*Dataset entries:*
· · · · ·
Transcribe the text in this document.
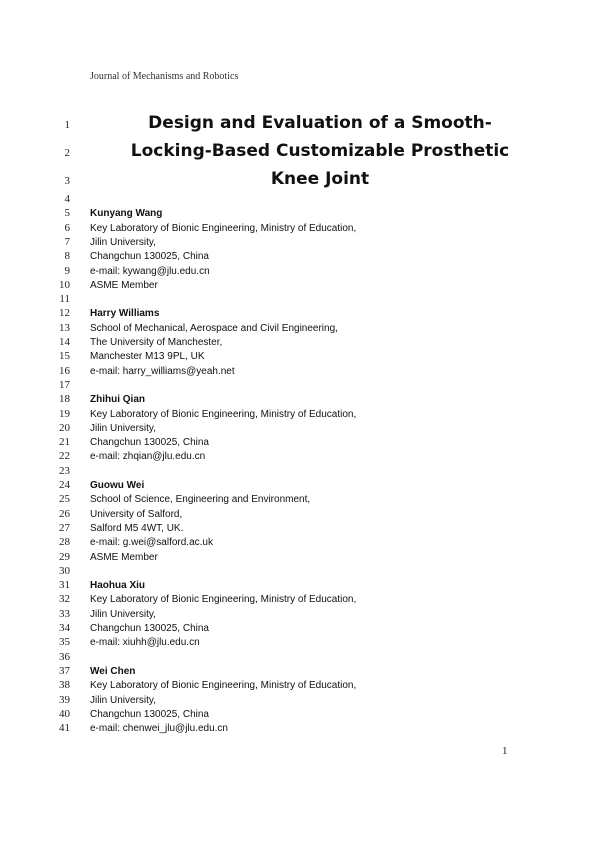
Journal of Mechanisms and Robotics
Design and Evaluation of a Smooth-
Locking-Based Customizable Prosthetic
Knee Joint
1
2
3
4
5 Kunyang Wang
6 Key Laboratory of Bionic Engineering, Ministry of Education,
7 Jilin University,
8 Changchun 130025, China
9 e-mail: kywang@jlu.edu.cn
10 ASME Member
11
12 Harry Williams
13 School of Mechanical, Aerospace and Civil Engineering,
14 The University of Manchester,
15 Manchester M13 9PL, UK
16 e-mail: harry_williams@yeah.net
17
18 Zhihui Qian
19 Key Laboratory of Bionic Engineering, Ministry of Education,
20 Jilin University,
21 Changchun 130025, China
22 e-mail: zhqian@jlu.edu.cn
23
24 Guowu Wei
25 School of Science, Engineering and Environment,
26 University of Salford,
27 Salford M5 4WT, UK.
28 e-mail: g.wei@salford.ac.uk
29 ASME Member
30
31 Haohua Xiu
32 Key Laboratory of Bionic Engineering, Ministry of Education,
33 Jilin University,
34 Changchun 130025, China
35 e-mail: xiuhh@jlu.edu.cn
36
37 Wei Chen
38 Key Laboratory of Bionic Engineering, Ministry of Education,
39 Jilin University,
40 Changchun 130025, China
41 e-mail: chenwei_jlu@jlu.edu.cn
1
· · · · ·
*WHAT TO DO:* Extract the entries in full, exactly as they are, minus the pictures.

*RESULT OF THIS EXERCISE:*
Transcribe the text in this document.
Journal of Mechanisms and Robotics
Design and Evaluation of a Smooth-
Locking-Based Customizable Prosthetic
Knee Joint
1
2
3
4
5 Kunyang Wang
6 Key Laboratory of Bionic Engineering, Ministry of Education,
7 Jilin University,
8 Changchun 130025, China
9 e-mail: kywang@jlu.edu.cn
10 ASME Member
11
12 Harry Williams
13 School of Mechanical, Aerospace and Civil Engineering,
14 The University of Manchester,
15 Manchester M13 9PL, UK
16 e-mail: harry_williams@yeah.net
17
18 Zhihui Qian
19 Key Laboratory of Bionic Engineering, Ministry of Education,
20 Jilin University,
21 Changchun 130025, China
22 e-mail: zhqian@jlu.edu.cn
23
24 Guowu Wei
25 School of Science, Engineering and Environment,
26 University of Salford,
27 Salford M5 4WT, UK.
28 e-mail: g.wei@salford.ac.uk
29 ASME Member
30
31 Haohua Xiu
32 Key Laboratory of Bionic Engineering, Ministry of Education,
33 Jilin University,
34 Changchun 130025, China
35 e-mail: xiuhh@jlu.edu.cn
36
37 Wei Chen
38 Key Laboratory of Bionic Engineering, Ministry of Education,
39 Jilin University,
40 Changchun 130025, China
41 e-mail: chenwei_jlu@jlu.edu.cn
1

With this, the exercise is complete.